[The request] What lines of the data include the string "account"? Copy them all.

:: Data extract

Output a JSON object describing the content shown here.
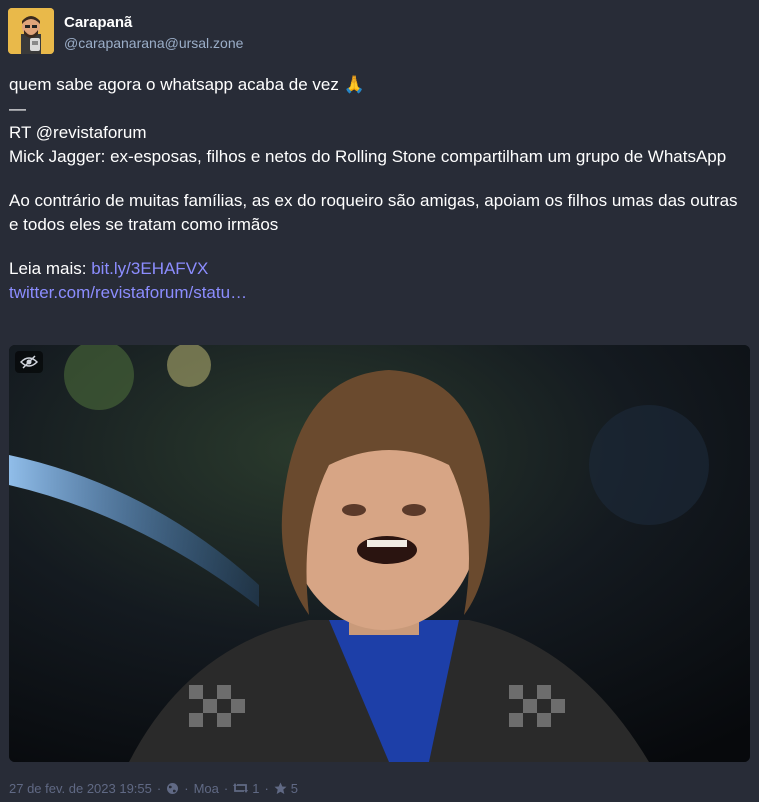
{
  "author": {
    "display_name": "Carapanã",
    "account": "@carapanarana@ursal.zone"
  },
  "post": {
    "line1": "quem sabe agora o whatsapp acaba de vez",
    "line1_emoji": "🙏",
    "divider": "—",
    "rt": "RT @revistaforum",
    "headline": "Mick Jagger: ex-esposas, filhos e netos do Rolling Stone compartilham um grupo de WhatsApp",
    "body": "Ao contrário de muitas famílias, as ex do roqueiro são amigas, apoiam os filhos umas das outras e todos eles se tratam como irmãos",
    "read_more_label": "Leia mais:",
    "link1": "bit.ly/3EHAFVX",
    "link2": "twitter.com/revistaforum/statu…"
  },
  "media": {
    "icon": "eye-slash-icon"
  },
  "footer": {
    "timestamp": "27 de fev. de 2023 19:55",
    "separator": "·",
    "visibility_icon": "globe-icon",
    "app": "Moa",
    "boost_icon": "retweet-icon",
    "boosts": "1",
    "fav_icon": "star-icon",
    "favourites": "5"
  },
  "colors": {
    "background": "#282c37",
    "link": "#8c8dff",
    "muted": "#606984",
    "account": "#9baec8"
  }
}
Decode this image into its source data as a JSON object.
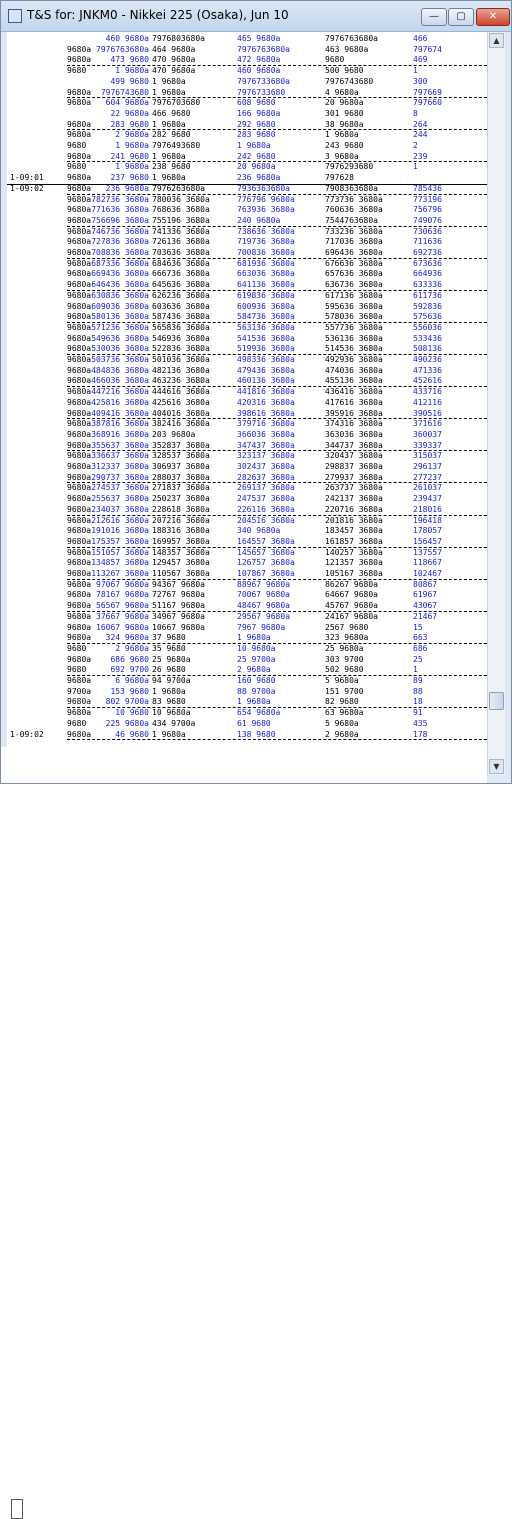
{
  "window": {
    "title": "T&S for: JNKM0 - Nikkei 225 (Osaka), Jun 10",
    "minimize_glyph": "—",
    "maximize_glyph": "▢",
    "close_glyph": "✕"
  },
  "scrollbar": {
    "up_glyph": "▲",
    "down_glyph": "▼",
    "position": 0.93
  },
  "rows": [
    {
      "t": "",
      "c": [
        "",
        "460 9680a",
        "7976803680a",
        "465 9680a",
        "7976763680a",
        "466"
      ]
    },
    {
      "t": "",
      "c": [
        "9680a",
        "7976763680a",
        "464 9680a",
        "7976763680a",
        "463 9680a",
        "797674"
      ]
    },
    {
      "t": "",
      "c": [
        "9680a",
        "473 9680",
        "470 9680a",
        "472 9680a",
        "9680",
        "469"
      ]
    },
    {
      "t": "",
      "c": [
        "9680",
        "1 9680a",
        "470 9680a",
        "460 9680a",
        "500 9680",
        "1"
      ]
    },
    {
      "t": "",
      "c": [
        "",
        "499 9680",
        "1 9680a",
        "7976733680a",
        "7976743680",
        "300"
      ]
    },
    {
      "t": "",
      "c": [
        "9680a",
        "7976743680",
        "1 9680a",
        "7976733680",
        "4 9680a",
        "797669"
      ]
    },
    {
      "t": "",
      "c": [
        "9680a",
        "604 9680a",
        "7976703680",
        "608 9680",
        "20 9680a",
        "797660"
      ]
    },
    {
      "t": "",
      "c": [
        "",
        "22 9680a",
        "466 9680",
        "166 9680a",
        "301 9680",
        "8"
      ]
    },
    {
      "t": "",
      "c": [
        "9680a",
        "283 9680",
        "1 9680a",
        "292 9680",
        "38 9680a",
        "264"
      ]
    },
    {
      "t": "",
      "c": [
        "9680a",
        "2 9680a",
        "282 9680",
        "283 9680",
        "1 9680a",
        "244"
      ]
    },
    {
      "t": "",
      "c": [
        "9680",
        "1 9680a",
        "7976493680",
        "1 9680a",
        "243 9680",
        "2"
      ]
    },
    {
      "t": "",
      "c": [
        "9680a",
        "241 9680",
        "1 9680a",
        "242 9680",
        "3 9680a",
        "239"
      ]
    },
    {
      "t": "",
      "c": [
        "9680",
        "1 9680a",
        "238 9680",
        "20 9680a",
        "7976293680",
        "1"
      ]
    },
    {
      "t": "1-09:01",
      "c": [
        "9680a",
        "237 9680",
        "1 9680a",
        "236 9680a",
        "797628",
        ""
      ]
    },
    {
      "t": "1-09:02",
      "c": [
        "9680a",
        "236 9680a",
        "7976263680a",
        "7936363680a",
        "7908363680a",
        "785436"
      ]
    },
    {
      "t": "",
      "c": [
        "9680a",
        "782736 3680a",
        "780036 3680a",
        "776796 9680a",
        "773736 3680a",
        "773196"
      ]
    },
    {
      "t": "",
      "c": [
        "9680a",
        "771636 3680a",
        "768636 3680a",
        "763936 3680a",
        "760636 3680a",
        "756796"
      ]
    },
    {
      "t": "",
      "c": [
        "9680a",
        "756696 3680a",
        "755196 3680a",
        "240 9680a",
        "7544763680a",
        "749076"
      ]
    },
    {
      "t": "",
      "c": [
        "9680a",
        "746736 3680a",
        "741336 3680a",
        "738636 3680a",
        "733236 3680a",
        "730636"
      ]
    },
    {
      "t": "",
      "c": [
        "9680a",
        "727836 3680a",
        "726136 3680a",
        "719736 3680a",
        "717036 3680a",
        "711636"
      ]
    },
    {
      "t": "",
      "c": [
        "9680a",
        "708836 3680a",
        "703636 3680a",
        "700836 3680a",
        "696436 3680a",
        "692736"
      ]
    },
    {
      "t": "",
      "c": [
        "9680a",
        "687336 3680a",
        "684636 3680a",
        "681936 3680a",
        "676636 3680a",
        "673636"
      ]
    },
    {
      "t": "",
      "c": [
        "9680a",
        "669436 3680a",
        "666736 3680a",
        "663036 3680a",
        "657636 3680a",
        "664936"
      ]
    },
    {
      "t": "",
      "c": [
        "9680a",
        "646436 3680a",
        "645636 3680a",
        "641136 3680a",
        "636736 3680a",
        "633336"
      ]
    },
    {
      "t": "",
      "c": [
        "9680a",
        "630836 3680a",
        "626236 3680a",
        "619836 3680a",
        "617136 3680a",
        "611736"
      ]
    },
    {
      "t": "",
      "c": [
        "9680a",
        "609036 3680a",
        "603636 3680a",
        "600936 3680a",
        "595636 3680a",
        "592836"
      ]
    },
    {
      "t": "",
      "c": [
        "9680a",
        "580136 3680a",
        "587436 3680a",
        "584736 3680a",
        "578036 3680a",
        "575636"
      ]
    },
    {
      "t": "",
      "c": [
        "9680a",
        "571236 3680a",
        "565836 3680a",
        "563136 3680a",
        "557736 3680a",
        "556036"
      ]
    },
    {
      "t": "",
      "c": [
        "9680a",
        "549636 3680a",
        "546936 3680a",
        "541536 3680a",
        "536136 3680a",
        "533436"
      ]
    },
    {
      "t": "",
      "c": [
        "9680a",
        "530036 3680a",
        "522836 3680a",
        "519936 3680a",
        "514536 3680a",
        "508136"
      ]
    },
    {
      "t": "",
      "c": [
        "9680a",
        "503736 3680a",
        "501036 3680a",
        "498336 3680a",
        "492936 3680a",
        "490236"
      ]
    },
    {
      "t": "",
      "c": [
        "9680a",
        "484836 3680a",
        "482136 3680a",
        "479436 3680a",
        "474036 3680a",
        "471336"
      ]
    },
    {
      "t": "",
      "c": [
        "9680a",
        "466036 3680a",
        "463236 3680a",
        "460136 3680a",
        "455136 3680a",
        "452616"
      ]
    },
    {
      "t": "",
      "c": [
        "9680a",
        "447216 3680a",
        "444616 3680a",
        "441816 3680a",
        "436416 3680a",
        "433716"
      ]
    },
    {
      "t": "",
      "c": [
        "9680a",
        "425816 3680a",
        "425616 3680a",
        "420316 3680a",
        "417616 3680a",
        "412116"
      ]
    },
    {
      "t": "",
      "c": [
        "9680a",
        "409416 3680a",
        "404016 3680a",
        "398616 3680a",
        "395916 3680a",
        "390516"
      ]
    },
    {
      "t": "",
      "c": [
        "9680a",
        "387816 3680a",
        "382416 3680a",
        "379716 3680a",
        "374316 3680a",
        "371616"
      ]
    },
    {
      "t": "",
      "c": [
        "9680a",
        "368916 3680a",
        "203 9680a",
        "366036 3680a",
        "363036 3680a",
        "360037"
      ]
    },
    {
      "t": "",
      "c": [
        "9680a",
        "355637 3680a",
        "352837 3680a",
        "347437 3680a",
        "344737 3680a",
        "339337"
      ]
    },
    {
      "t": "",
      "c": [
        "9680a",
        "336637 3680a",
        "328537 3680a",
        "323137 3680a",
        "320437 3680a",
        "315037"
      ]
    },
    {
      "t": "",
      "c": [
        "9680a",
        "312337 3680a",
        "306937 3680a",
        "302437 3680a",
        "298837 3680a",
        "296137"
      ]
    },
    {
      "t": "",
      "c": [
        "9680a",
        "290737 3680a",
        "288037 3680a",
        "282637 3680a",
        "279937 3680a",
        "277237"
      ]
    },
    {
      "t": "",
      "c": [
        "9680a",
        "274537 3680a",
        "271837 3680a",
        "269137 3680a",
        "263737 3680a",
        "261037"
      ]
    },
    {
      "t": "",
      "c": [
        "9680a",
        "255637 3680a",
        "250237 3680a",
        "247537 3680a",
        "242137 3680a",
        "239437"
      ]
    },
    {
      "t": "",
      "c": [
        "9680a",
        "234037 3680a",
        "228618 3680a",
        "226116 3680a",
        "220716 3680a",
        "218016"
      ]
    },
    {
      "t": "",
      "c": [
        "9680a",
        "212616 3680a",
        "207216 3680a",
        "204516 3680a",
        "201816 3680a",
        "196418"
      ]
    },
    {
      "t": "",
      "c": [
        "9680a",
        "191016 3680a",
        "188316 3680a",
        "340 9680a",
        "183457 3680a",
        "178057"
      ]
    },
    {
      "t": "",
      "c": [
        "9680a",
        "175357 3680a",
        "169957 3680a",
        "164557 3680a",
        "161857 3680a",
        "156457"
      ]
    },
    {
      "t": "",
      "c": [
        "9680a",
        "151057 3680a",
        "148357 3680a",
        "145657 3680a",
        "140257 3680a",
        "137557"
      ]
    },
    {
      "t": "",
      "c": [
        "9680a",
        "134857 3680a",
        "129457 3680a",
        "126757 3680a",
        "121357 3680a",
        "118667"
      ]
    },
    {
      "t": "",
      "c": [
        "9680a",
        "113267 3680a",
        "110567 3680a",
        "107867 3680a",
        "105167 3680a",
        "102467"
      ]
    },
    {
      "t": "",
      "c": [
        "9680a",
        "97067 9680a",
        "94367 9680a",
        "88967 9680a",
        "86267 9680a",
        "80867"
      ]
    },
    {
      "t": "",
      "c": [
        "9680a",
        "78167 9680a",
        "72767 9680a",
        "70067 9680a",
        "64667 9680a",
        "61967"
      ]
    },
    {
      "t": "",
      "c": [
        "9680a",
        "56567 9680a",
        "51167 9680a",
        "48467 9680a",
        "45767 9680a",
        "43067"
      ]
    },
    {
      "t": "",
      "c": [
        "9680a",
        "37667 9680a",
        "34967 9680a",
        "29567 9680a",
        "24167 9680a",
        "21467"
      ]
    },
    {
      "t": "",
      "c": [
        "9680a",
        "16067 9680a",
        "10667 9680a",
        "7967 9680a",
        "2567 9680",
        "15"
      ]
    },
    {
      "t": "",
      "c": [
        "9680a",
        "324 9680a",
        "37 9680",
        "1 9680a",
        "323 9680a",
        "663"
      ]
    },
    {
      "t": "",
      "c": [
        "9680",
        "2 9680a",
        "35 9680",
        "10 9680a",
        "25 9680a",
        "686"
      ]
    },
    {
      "t": "",
      "c": [
        "9680a",
        "686 9680",
        "25 9680a",
        "25 9700a",
        "303 9700",
        "25"
      ]
    },
    {
      "t": "",
      "c": [
        "9680",
        "692 9700",
        "26 9680",
        "2 9680a",
        "502 9680",
        "1"
      ]
    },
    {
      "t": "",
      "c": [
        "9680a",
        "6 9680a",
        "94 9700a",
        "160 9680",
        "5 9680a",
        "89"
      ]
    },
    {
      "t": "",
      "c": [
        "9700a",
        "153 9680",
        "1 9680a",
        "88 9700a",
        "151 9700",
        "88"
      ]
    },
    {
      "t": "",
      "c": [
        "9680a",
        "802 9700a",
        "83 9680",
        "1 9680a",
        "82 9680",
        "18"
      ]
    },
    {
      "t": "",
      "c": [
        "9680a",
        "10 9680",
        "10 9680a",
        "654 9680a",
        "63 9680a",
        "91"
      ]
    },
    {
      "t": "",
      "c": [
        "9680",
        "225 9680a",
        "434 9700a",
        "61 9680",
        "5 9680a",
        "435"
      ]
    },
    {
      "t": "1-09:02",
      "c": [
        "9680a",
        "46 9680",
        "1 9680a",
        "138 9680",
        "2 9680a",
        "178"
      ]
    }
  ]
}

::::

[Answer to the task]
    "account": "@carapanarana@ursal.zone"
    "account": "#9baec8"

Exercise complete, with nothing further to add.